[Saved data entries]
— START —
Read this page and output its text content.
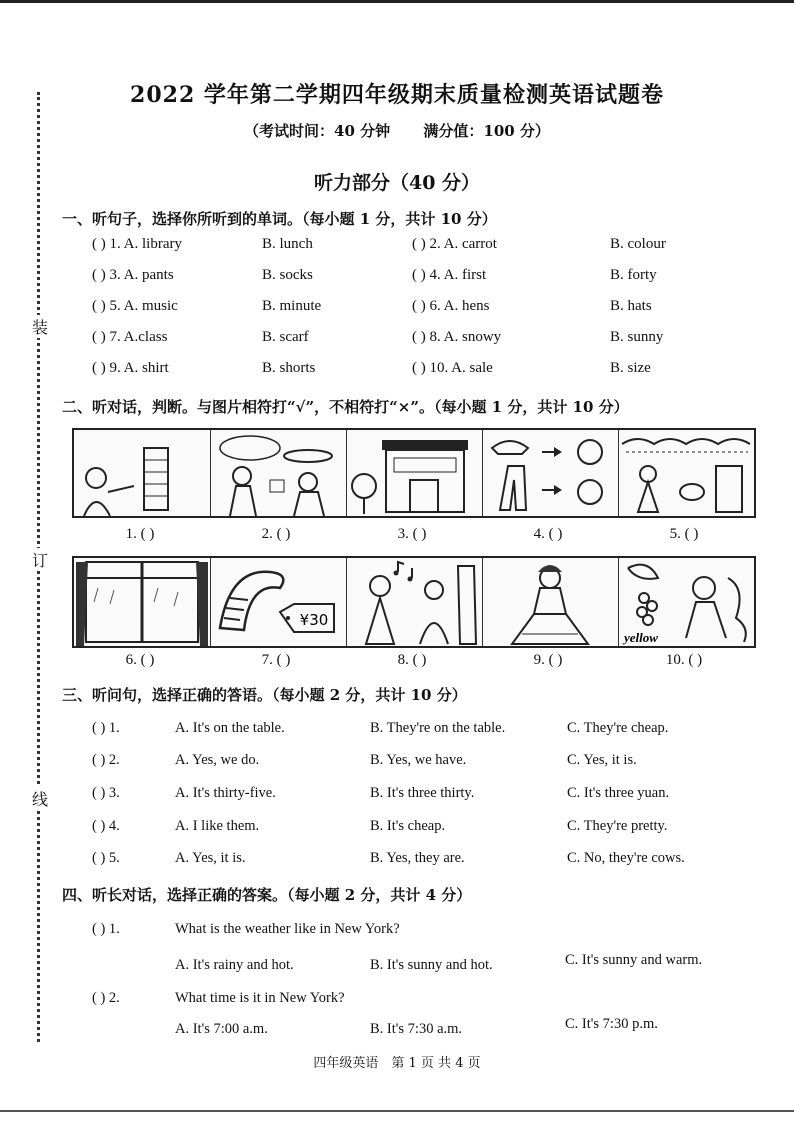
装
订
线
2022 学年第二学期四年级期末质量检测英语试题卷
（考试时间：40 分钟 满分值：100 分）
听力部分（40 分）
一、听句子，选择你所听到的单词。（每小题 1 分，共计 10 分）
( ) 1. A. library	B. lunch	( ) 2. A. carrot	B. colour
( ) 3. A. pants	B. socks	( ) 4. A. first	B. forty
( ) 5. A. music	B. minute	( ) 6. A. hens	B. hats
( ) 7. A.class	B. scarf	( ) 8. A. snowy	B. sunny
( ) 9. A. shirt	B. shorts	( ) 10. A. sale	B. size
二、听对话，判断。与图片相符打“√”，不相符打“×”。（每小题 1 分，共计 10 分）
1. ( )	2. ( )	3. ( )	4. ( )	5. ( )
¥30
yellow
6. ( )	7. ( )	8. ( )	9. ( )	10. ( )
三、听问句，选择正确的答语。（每小题 2 分，共计 10 分）
( ) 1.	A. It's on the table.	B. They're on the table.	C. They're cheap.
( ) 2.	A. Yes, we do.	B. Yes, we have.	C. Yes, it is.
( ) 3.	A. It's thirty-five.	B. It's three thirty.	C. It's three yuan.
( ) 4.	A. I like them.	B. It's cheap.	C. They're pretty.
( ) 5.	A. Yes, it is.	B. Yes, they are.	C. No, they're cows.
四、听长对话，选择正确的答案。（每小题 2 分，共计 4 分）
( ) 1.	What is the weather like in New York?
A. It's rainy and hot.	B. It's sunny and hot.	C. It's sunny and warm.
( ) 2.	What time is it in New York?
A. It's 7:00 a.m.	B. It's 7:30 a.m.	C. It's 7:30 p.m.
四年级英语　第 1 页 共 4 页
— END —
• **Task details**
Return only the number of lines in the entries that contain the string "cheap".

• **Result of this exercise**
2